PROVIDED MATERIAL:
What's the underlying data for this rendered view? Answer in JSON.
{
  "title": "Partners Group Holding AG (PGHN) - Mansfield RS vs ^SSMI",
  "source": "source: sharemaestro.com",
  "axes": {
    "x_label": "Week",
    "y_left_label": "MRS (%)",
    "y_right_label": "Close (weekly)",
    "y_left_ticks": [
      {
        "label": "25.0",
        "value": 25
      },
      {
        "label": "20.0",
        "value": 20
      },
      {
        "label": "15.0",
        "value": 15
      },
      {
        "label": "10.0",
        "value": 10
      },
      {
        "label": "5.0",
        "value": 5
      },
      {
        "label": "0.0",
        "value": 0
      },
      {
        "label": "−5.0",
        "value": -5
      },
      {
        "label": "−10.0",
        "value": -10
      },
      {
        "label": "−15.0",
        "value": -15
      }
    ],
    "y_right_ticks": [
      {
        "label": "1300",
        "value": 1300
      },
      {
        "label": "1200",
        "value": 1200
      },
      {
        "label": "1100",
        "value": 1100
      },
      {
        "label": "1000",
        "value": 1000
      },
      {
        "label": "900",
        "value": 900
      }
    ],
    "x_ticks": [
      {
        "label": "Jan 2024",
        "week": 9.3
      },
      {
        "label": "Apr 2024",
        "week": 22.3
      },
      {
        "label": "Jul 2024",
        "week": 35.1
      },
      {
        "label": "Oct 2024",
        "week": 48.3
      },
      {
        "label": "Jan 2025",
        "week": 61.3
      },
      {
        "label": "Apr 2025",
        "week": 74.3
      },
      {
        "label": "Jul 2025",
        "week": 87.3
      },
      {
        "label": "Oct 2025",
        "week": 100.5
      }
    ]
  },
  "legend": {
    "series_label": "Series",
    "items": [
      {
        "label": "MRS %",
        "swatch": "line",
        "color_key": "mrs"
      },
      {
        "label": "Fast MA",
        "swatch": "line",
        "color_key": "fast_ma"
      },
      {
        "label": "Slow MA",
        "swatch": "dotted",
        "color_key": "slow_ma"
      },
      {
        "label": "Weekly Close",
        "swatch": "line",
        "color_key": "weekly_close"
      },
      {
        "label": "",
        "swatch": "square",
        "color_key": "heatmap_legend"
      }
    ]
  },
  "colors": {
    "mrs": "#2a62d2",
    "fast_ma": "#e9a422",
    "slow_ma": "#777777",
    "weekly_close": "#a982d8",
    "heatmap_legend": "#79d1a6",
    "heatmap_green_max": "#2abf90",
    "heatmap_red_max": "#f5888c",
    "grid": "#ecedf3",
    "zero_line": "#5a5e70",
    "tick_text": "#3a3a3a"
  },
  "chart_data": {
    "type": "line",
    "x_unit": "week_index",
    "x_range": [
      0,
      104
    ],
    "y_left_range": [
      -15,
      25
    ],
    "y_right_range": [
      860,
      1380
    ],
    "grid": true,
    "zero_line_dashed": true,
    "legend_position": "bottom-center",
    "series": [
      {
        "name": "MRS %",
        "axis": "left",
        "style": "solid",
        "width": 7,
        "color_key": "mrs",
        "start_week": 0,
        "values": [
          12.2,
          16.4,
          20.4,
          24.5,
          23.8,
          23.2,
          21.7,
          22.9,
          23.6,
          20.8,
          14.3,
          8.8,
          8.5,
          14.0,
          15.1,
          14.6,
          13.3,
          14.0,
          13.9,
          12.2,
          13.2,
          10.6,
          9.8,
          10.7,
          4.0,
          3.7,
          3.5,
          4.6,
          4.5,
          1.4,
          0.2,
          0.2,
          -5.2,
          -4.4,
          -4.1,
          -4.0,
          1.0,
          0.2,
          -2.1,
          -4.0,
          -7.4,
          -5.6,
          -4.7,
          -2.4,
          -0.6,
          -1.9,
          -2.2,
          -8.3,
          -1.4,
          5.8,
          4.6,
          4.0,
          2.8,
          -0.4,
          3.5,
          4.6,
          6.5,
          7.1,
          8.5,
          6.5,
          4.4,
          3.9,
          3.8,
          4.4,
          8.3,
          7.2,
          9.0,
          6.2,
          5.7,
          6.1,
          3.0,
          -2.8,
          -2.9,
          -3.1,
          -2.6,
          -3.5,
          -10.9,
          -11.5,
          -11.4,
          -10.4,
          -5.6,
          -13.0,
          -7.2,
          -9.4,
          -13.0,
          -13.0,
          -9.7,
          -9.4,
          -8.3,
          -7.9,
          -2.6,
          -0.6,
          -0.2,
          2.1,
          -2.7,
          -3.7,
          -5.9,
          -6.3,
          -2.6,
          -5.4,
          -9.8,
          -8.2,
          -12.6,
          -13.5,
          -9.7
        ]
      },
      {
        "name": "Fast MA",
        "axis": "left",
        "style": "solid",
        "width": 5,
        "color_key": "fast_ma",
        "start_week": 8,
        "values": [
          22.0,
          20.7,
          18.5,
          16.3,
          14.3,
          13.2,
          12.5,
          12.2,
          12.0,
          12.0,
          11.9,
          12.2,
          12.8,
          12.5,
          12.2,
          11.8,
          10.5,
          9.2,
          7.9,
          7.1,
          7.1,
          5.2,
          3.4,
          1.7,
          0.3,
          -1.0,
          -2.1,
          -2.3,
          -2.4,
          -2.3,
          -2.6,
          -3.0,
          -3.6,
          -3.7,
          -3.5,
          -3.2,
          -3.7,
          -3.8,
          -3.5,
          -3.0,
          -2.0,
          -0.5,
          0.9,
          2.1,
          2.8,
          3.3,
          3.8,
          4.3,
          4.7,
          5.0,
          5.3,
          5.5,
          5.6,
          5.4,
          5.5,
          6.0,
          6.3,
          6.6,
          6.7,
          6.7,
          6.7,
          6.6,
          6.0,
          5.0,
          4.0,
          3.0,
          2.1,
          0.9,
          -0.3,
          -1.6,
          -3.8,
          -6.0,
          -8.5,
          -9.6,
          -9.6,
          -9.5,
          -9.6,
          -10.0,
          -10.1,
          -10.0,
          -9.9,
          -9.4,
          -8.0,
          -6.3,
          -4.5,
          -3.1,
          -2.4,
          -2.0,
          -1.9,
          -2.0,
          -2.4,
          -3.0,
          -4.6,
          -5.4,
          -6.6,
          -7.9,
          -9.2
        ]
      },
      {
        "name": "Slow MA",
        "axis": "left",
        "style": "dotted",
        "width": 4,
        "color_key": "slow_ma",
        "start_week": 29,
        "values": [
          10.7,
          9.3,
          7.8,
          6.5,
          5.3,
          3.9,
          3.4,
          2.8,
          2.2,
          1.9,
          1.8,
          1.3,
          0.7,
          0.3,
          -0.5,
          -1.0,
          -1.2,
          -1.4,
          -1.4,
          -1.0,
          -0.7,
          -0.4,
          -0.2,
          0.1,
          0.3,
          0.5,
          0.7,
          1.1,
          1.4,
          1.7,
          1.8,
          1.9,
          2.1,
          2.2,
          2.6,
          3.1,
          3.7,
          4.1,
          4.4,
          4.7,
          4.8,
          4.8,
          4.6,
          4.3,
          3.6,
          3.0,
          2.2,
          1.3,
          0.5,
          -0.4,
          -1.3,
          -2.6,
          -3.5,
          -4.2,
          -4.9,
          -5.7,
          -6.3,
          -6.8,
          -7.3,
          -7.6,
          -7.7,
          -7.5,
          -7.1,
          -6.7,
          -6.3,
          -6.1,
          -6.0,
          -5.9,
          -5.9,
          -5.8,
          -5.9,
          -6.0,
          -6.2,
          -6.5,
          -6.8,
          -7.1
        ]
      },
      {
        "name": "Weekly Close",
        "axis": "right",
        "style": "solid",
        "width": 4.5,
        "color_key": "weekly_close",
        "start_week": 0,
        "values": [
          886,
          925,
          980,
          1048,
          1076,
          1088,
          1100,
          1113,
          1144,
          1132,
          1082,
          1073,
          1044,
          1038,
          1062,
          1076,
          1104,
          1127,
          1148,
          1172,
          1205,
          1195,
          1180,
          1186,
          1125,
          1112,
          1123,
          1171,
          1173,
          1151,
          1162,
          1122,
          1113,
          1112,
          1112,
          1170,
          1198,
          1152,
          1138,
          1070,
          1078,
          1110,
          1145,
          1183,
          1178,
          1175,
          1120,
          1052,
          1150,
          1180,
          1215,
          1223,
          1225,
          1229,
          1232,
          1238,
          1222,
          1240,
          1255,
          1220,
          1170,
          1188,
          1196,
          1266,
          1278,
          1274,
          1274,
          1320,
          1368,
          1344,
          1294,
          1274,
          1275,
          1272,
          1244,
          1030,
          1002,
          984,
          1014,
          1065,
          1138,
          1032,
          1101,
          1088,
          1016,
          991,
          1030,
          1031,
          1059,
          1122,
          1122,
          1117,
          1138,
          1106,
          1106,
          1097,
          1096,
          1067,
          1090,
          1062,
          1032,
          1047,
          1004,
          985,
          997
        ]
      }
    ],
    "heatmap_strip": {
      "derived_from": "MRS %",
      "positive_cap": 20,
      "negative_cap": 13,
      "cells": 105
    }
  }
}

REQUEST:
Gather every line containing the word "name" and copy it.

RESULT OF THIS EXERCISE:
        "name": "MRS %",
        "name": "Fast MA",
        "name": "Slow MA",
        "name": "Weekly Close",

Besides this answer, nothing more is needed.